● **Records shown**:
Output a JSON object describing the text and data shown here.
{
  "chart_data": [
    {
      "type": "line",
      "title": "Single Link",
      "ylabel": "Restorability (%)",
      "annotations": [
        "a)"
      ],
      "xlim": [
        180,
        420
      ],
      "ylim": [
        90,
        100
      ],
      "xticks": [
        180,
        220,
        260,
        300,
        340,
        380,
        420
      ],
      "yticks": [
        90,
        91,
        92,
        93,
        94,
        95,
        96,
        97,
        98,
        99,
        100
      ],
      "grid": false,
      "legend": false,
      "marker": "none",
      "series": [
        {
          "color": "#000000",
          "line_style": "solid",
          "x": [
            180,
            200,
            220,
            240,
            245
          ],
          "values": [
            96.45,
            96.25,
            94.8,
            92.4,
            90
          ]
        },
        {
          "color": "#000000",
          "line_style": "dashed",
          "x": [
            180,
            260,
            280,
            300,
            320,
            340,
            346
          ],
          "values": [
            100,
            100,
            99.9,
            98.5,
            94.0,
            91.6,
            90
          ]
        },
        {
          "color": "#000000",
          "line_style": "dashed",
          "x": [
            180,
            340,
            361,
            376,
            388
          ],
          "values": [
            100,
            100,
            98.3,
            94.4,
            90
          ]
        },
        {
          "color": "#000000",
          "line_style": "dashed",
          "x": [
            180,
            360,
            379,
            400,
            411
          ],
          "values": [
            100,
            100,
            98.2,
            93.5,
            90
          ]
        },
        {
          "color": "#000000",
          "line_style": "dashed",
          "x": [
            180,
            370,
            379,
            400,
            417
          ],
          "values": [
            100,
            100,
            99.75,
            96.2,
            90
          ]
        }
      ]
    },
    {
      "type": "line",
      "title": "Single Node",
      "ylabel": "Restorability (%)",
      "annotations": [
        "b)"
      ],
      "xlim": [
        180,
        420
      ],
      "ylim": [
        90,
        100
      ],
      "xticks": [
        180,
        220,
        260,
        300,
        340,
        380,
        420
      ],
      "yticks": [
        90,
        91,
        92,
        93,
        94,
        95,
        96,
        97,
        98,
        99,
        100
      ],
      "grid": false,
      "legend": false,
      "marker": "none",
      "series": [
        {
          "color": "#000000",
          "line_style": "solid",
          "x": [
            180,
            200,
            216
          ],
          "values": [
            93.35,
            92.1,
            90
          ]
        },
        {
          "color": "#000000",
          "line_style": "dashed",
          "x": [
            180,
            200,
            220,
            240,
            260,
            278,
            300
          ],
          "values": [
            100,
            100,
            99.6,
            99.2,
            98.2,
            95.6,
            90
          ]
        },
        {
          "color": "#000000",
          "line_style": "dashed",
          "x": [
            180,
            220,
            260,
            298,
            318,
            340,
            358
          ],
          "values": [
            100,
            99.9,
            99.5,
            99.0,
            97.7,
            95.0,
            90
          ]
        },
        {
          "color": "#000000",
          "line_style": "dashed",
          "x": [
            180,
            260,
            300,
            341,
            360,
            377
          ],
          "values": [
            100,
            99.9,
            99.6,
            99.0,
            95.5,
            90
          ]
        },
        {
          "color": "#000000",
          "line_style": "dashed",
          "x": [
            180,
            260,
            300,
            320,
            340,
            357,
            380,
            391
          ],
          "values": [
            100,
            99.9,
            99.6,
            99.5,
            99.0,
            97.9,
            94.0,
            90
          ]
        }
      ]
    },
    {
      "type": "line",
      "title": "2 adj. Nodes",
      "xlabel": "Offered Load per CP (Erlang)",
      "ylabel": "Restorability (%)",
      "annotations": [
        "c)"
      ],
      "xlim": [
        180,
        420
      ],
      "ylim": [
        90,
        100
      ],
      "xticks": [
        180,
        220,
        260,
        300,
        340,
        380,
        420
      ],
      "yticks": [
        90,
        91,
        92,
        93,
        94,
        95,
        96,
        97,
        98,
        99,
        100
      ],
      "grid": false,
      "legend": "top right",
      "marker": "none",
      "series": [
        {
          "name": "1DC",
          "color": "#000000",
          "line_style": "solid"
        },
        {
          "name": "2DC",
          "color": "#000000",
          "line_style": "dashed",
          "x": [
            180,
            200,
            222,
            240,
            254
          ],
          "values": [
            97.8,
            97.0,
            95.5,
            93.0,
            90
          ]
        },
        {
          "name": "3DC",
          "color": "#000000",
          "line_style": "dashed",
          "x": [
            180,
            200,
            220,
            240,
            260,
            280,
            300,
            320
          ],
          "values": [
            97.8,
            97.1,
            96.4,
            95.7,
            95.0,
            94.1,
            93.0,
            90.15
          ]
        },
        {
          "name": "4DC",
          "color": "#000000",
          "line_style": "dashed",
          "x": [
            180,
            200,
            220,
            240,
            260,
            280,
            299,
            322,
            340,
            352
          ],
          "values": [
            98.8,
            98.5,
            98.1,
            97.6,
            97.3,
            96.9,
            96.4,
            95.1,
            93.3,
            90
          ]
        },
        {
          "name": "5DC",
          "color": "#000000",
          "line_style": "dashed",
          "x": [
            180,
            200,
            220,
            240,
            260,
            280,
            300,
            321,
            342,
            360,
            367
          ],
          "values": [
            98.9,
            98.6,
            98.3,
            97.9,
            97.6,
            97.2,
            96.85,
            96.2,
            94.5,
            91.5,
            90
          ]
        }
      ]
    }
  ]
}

● **Directive**:
State how many lines above contain the string "title", with no other words.

● **Reply**:
3